----- INPUT ROWS -----
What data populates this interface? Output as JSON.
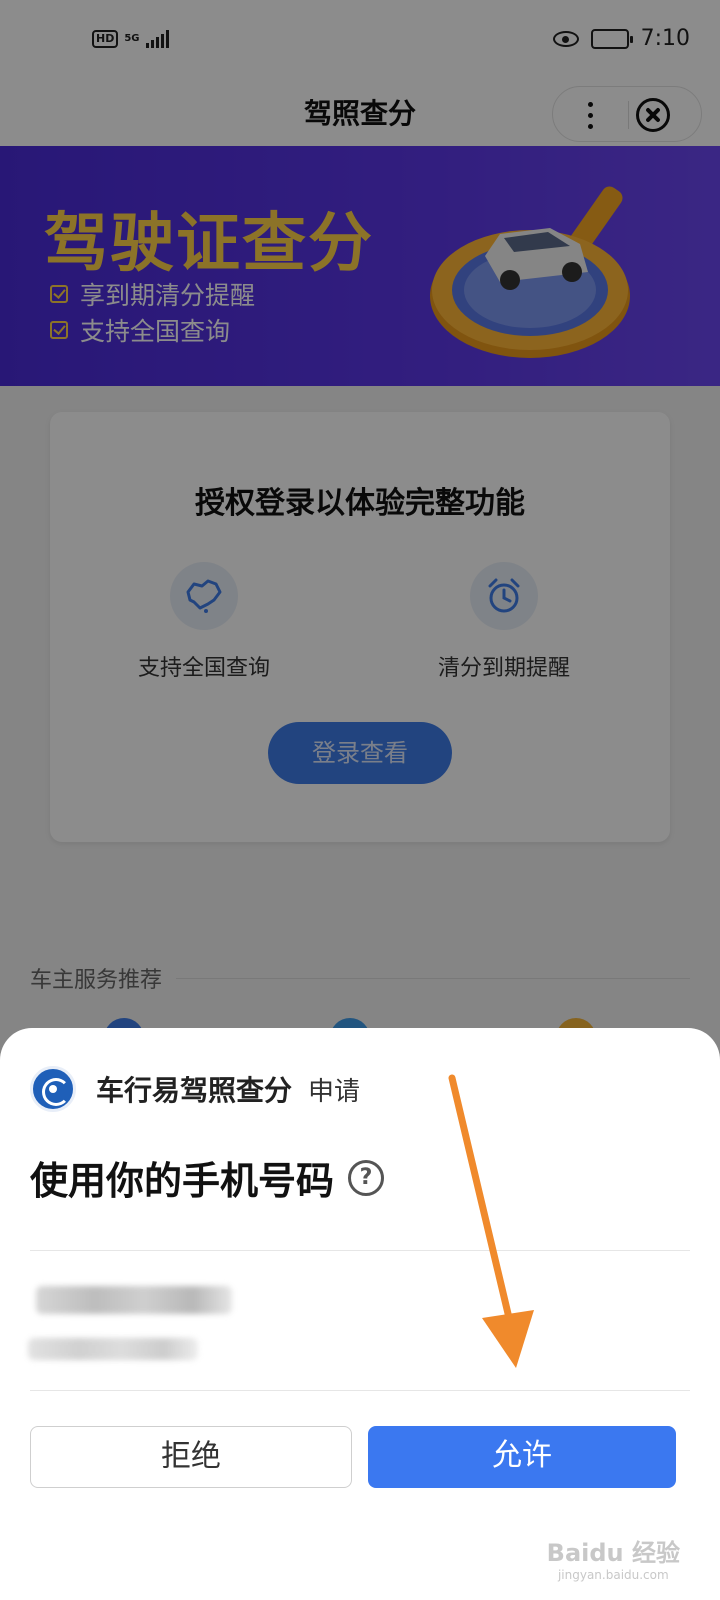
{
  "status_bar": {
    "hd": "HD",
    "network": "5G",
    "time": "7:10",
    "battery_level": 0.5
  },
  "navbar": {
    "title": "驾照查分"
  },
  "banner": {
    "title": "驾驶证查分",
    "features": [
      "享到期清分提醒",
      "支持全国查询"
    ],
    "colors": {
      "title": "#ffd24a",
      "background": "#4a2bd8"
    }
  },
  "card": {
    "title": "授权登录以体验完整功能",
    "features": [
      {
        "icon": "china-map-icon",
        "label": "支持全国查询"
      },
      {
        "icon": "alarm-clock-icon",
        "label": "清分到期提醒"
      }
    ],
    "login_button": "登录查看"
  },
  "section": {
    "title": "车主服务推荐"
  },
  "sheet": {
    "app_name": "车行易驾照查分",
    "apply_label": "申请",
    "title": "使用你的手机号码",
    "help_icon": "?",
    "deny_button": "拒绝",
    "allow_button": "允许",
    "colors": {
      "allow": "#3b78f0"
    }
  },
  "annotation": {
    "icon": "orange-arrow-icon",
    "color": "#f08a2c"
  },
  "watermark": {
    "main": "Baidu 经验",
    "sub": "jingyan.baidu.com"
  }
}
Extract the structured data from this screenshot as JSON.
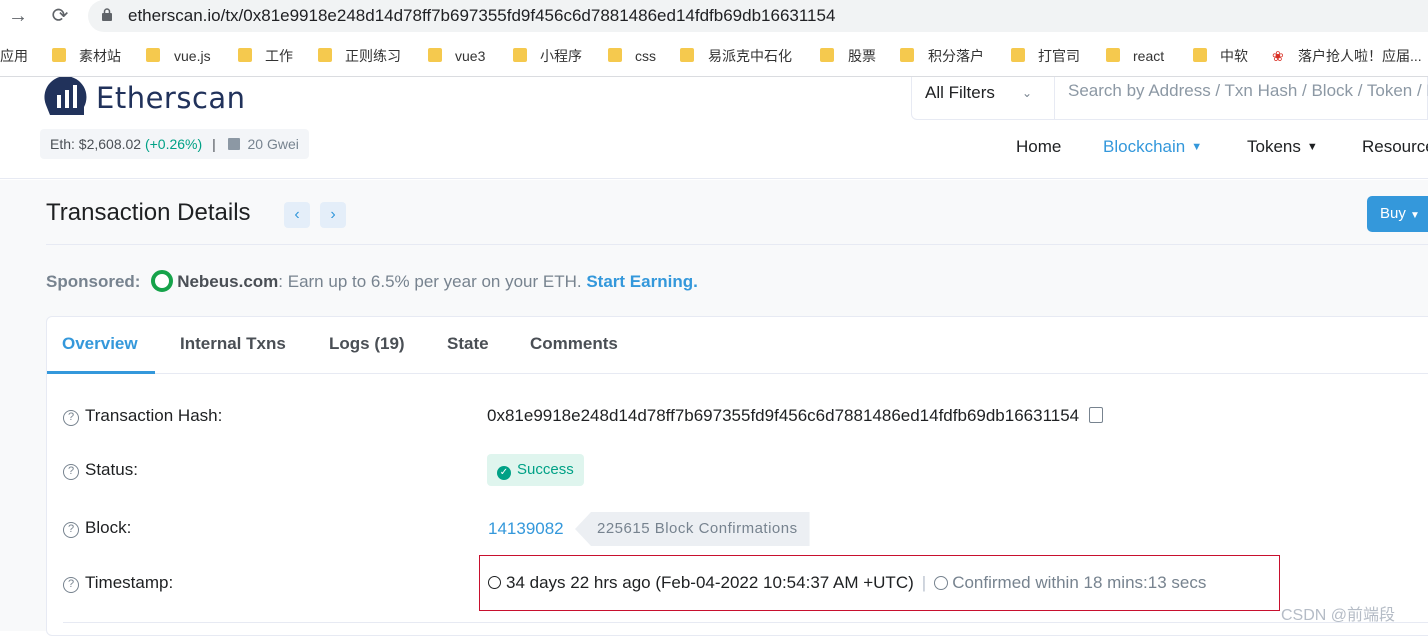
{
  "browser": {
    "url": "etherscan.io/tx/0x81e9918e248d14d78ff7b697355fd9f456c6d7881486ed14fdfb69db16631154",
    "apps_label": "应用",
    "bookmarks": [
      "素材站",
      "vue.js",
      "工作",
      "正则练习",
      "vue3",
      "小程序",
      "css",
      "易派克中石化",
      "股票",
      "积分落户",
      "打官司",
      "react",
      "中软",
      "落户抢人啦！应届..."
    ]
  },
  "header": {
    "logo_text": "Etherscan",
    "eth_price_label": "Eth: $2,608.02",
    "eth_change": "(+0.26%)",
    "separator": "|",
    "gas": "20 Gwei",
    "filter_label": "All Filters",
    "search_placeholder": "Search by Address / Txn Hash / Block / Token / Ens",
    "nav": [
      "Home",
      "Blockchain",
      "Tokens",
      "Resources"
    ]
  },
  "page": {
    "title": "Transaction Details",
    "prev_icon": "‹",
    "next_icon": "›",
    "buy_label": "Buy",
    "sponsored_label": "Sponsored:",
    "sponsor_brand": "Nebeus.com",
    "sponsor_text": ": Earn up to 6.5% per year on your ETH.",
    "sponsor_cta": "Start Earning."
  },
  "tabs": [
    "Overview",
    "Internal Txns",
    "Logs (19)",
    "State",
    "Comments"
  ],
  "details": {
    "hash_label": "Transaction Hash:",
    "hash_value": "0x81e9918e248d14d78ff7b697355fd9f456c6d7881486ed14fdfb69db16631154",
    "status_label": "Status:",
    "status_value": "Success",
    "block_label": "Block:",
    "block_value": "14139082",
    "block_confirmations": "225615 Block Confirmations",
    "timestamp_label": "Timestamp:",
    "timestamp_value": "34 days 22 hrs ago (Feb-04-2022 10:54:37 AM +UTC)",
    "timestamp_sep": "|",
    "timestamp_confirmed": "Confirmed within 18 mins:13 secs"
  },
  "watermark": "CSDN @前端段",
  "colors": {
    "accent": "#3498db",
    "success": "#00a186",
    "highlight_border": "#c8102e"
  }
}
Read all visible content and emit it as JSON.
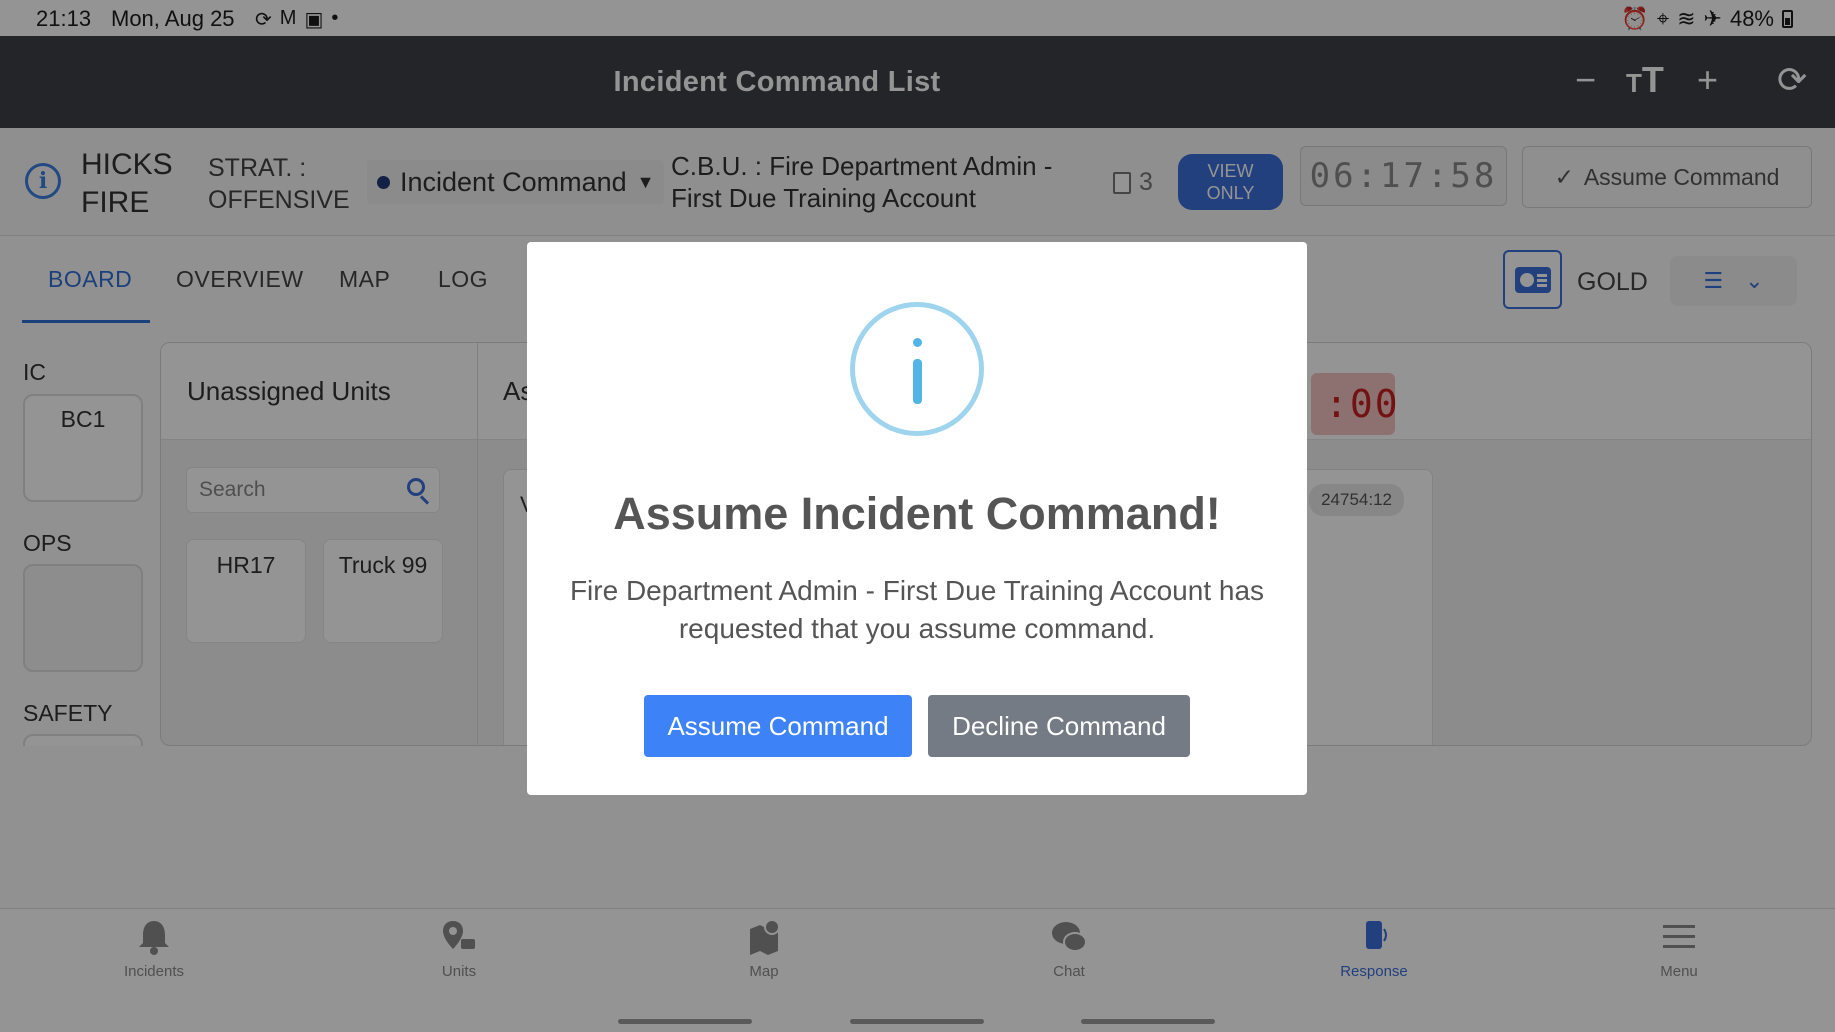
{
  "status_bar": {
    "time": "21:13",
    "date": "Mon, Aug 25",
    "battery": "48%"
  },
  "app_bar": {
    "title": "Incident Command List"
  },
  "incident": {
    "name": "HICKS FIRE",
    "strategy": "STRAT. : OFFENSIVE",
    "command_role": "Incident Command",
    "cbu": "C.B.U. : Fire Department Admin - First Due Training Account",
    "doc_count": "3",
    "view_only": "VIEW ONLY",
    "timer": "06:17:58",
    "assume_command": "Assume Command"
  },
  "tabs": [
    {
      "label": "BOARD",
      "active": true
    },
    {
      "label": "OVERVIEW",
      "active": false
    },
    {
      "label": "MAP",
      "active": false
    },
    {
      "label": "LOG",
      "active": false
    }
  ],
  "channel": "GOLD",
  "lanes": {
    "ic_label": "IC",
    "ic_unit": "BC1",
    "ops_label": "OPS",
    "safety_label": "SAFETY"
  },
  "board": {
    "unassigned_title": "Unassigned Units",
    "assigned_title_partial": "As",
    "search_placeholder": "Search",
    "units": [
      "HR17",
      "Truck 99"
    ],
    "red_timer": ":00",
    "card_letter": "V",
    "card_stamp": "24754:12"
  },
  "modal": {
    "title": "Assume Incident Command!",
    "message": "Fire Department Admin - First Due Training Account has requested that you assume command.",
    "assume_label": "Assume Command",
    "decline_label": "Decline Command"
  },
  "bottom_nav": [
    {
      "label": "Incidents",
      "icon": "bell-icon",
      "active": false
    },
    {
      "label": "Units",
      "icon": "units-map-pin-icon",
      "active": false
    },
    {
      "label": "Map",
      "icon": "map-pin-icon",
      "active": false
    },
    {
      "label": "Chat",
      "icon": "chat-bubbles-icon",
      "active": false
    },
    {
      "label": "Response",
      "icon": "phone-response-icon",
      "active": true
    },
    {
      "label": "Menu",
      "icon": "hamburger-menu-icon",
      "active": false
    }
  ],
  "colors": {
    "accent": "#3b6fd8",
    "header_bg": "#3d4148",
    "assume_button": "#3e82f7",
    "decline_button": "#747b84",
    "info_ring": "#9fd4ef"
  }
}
-----
> _TASK_: Write out each entry exactly as given, but skip the pictures.

> _COMPLETE RESPONSE_:
What data populates this interface? Output as JSON.
{
  "status_bar": {
    "hd": "HD",
    "network": "5G",
    "time": "7:10",
    "battery_level": 0.5
  },
  "navbar": {
    "title": "驾照查分"
  },
  "banner": {
    "title": "驾驶证查分",
    "features": [
      "享到期清分提醒",
      "支持全国查询"
    ],
    "colors": {
      "title": "#ffd24a",
      "background": "#4a2bd8"
    }
  },
  "card": {
    "title": "授权登录以体验完整功能",
    "features": [
      {
        "icon": "china-map-icon",
        "label": "支持全国查询"
      },
      {
        "icon": "alarm-clock-icon",
        "label": "清分到期提醒"
      }
    ],
    "login_button": "登录查看"
  },
  "section": {
    "title": "车主服务推荐"
  },
  "sheet": {
    "app_name": "车行易驾照查分",
    "apply_label": "申请",
    "title": "使用你的手机号码",
    "help_icon": "?",
    "deny_button": "拒绝",
    "allow_button": "允许",
    "colors": {
      "allow": "#3b78f0"
    }
  },
  "annotation": {
    "icon": "orange-arrow-icon",
    "color": "#f08a2c"
  },
  "watermark": {
    "main": "Baidu 经验",
    "sub": "jingyan.baidu.com"
  }
}
Extract the structured data from this screenshot as JSON.
{
  "browser": {
    "url": "etherscan.io/tx/0x81e9918e248d14d78ff7b697355fd9f456c6d7881486ed14fdfb69db16631154",
    "apps_label": "应用",
    "bookmarks": [
      "素材站",
      "vue.js",
      "工作",
      "正则练习",
      "vue3",
      "小程序",
      "css",
      "易派克中石化",
      "股票",
      "积分落户",
      "打官司",
      "react",
      "中软",
      "落户抢人啦！应届..."
    ]
  },
  "header": {
    "logo_text": "Etherscan",
    "eth_price_label": "Eth: $2,608.02",
    "eth_change": "(+0.26%)",
    "separator": "|",
    "gas": "20 Gwei",
    "filter_label": "All Filters",
    "search_placeholder": "Search by Address / Txn Hash / Block / Token / Ens",
    "nav": [
      "Home",
      "Blockchain",
      "Tokens",
      "Resources"
    ]
  },
  "page": {
    "title": "Transaction Details",
    "prev_icon": "‹",
    "next_icon": "›",
    "buy_label": "Buy",
    "sponsored_label": "Sponsored:",
    "sponsor_brand": "Nebeus.com",
    "sponsor_text": ": Earn up to 6.5% per year on your ETH.",
    "sponsor_cta": "Start Earning."
  },
  "tabs": [
    "Overview",
    "Internal Txns",
    "Logs (19)",
    "State",
    "Comments"
  ],
  "details": {
    "hash_label": "Transaction Hash:",
    "hash_value": "0x81e9918e248d14d78ff7b697355fd9f456c6d7881486ed14fdfb69db16631154",
    "status_label": "Status:",
    "status_value": "Success",
    "block_label": "Block:",
    "block_value": "14139082",
    "block_confirmations": "225615 Block Confirmations",
    "timestamp_label": "Timestamp:",
    "timestamp_value": "34 days 22 hrs ago (Feb-04-2022 10:54:37 AM +UTC)",
    "timestamp_sep": "|",
    "timestamp_confirmed": "Confirmed within 18 mins:13 secs"
  },
  "watermark": "CSDN @前端段",
  "colors": {
    "accent": "#3498db",
    "success": "#00a186",
    "highlight_border": "#c8102e"
  }
}
Read all visible content and emit it as JSON.
{
  "status_bar": {
    "time": "21:13",
    "date": "Mon, Aug 25",
    "battery": "48%"
  },
  "app_bar": {
    "title": "Incident Command List"
  },
  "incident": {
    "name": "HICKS FIRE",
    "strategy": "STRAT. : OFFENSIVE",
    "command_role": "Incident Command",
    "cbu": "C.B.U. : Fire Department Admin - First Due Training Account",
    "doc_count": "3",
    "view_only": "VIEW ONLY",
    "timer": "06:17:58",
    "assume_command": "Assume Command"
  },
  "tabs": [
    {
      "label": "BOARD",
      "active": true
    },
    {
      "label": "OVERVIEW",
      "active": false
    },
    {
      "label": "MAP",
      "active": false
    },
    {
      "label": "LOG",
      "active": false
    }
  ],
  "channel": "GOLD",
  "lanes": {
    "ic_label": "IC",
    "ic_unit": "BC1",
    "ops_label": "OPS",
    "safety_label": "SAFETY"
  },
  "board": {
    "unassigned_title": "Unassigned Units",
    "assigned_title_partial": "As",
    "search_placeholder": "Search",
    "units": [
      "HR17",
      "Truck 99"
    ],
    "red_timer": ":00",
    "card_letter": "V",
    "card_stamp": "24754:12"
  },
  "modal": {
    "title": "Assume Incident Command!",
    "message": "Fire Department Admin - First Due Training Account has requested that you assume command.",
    "assume_label": "Assume Command",
    "decline_label": "Decline Command"
  },
  "bottom_nav": [
    {
      "label": "Incidents",
      "icon": "bell-icon",
      "active": false
    },
    {
      "label": "Units",
      "icon": "units-map-pin-icon",
      "active": false
    },
    {
      "label": "Map",
      "icon": "map-pin-icon",
      "active": false
    },
    {
      "label": "Chat",
      "icon": "chat-bubbles-icon",
      "active": false
    },
    {
      "label": "Response",
      "icon": "phone-response-icon",
      "active": true
    },
    {
      "label": "Menu",
      "icon": "hamburger-menu-icon",
      "active": false
    }
  ],
  "colors": {
    "accent": "#3b6fd8",
    "header_bg": "#3d4148",
    "assume_button": "#3e82f7",
    "decline_button": "#747b84",
    "info_ring": "#9fd4ef"
  }
}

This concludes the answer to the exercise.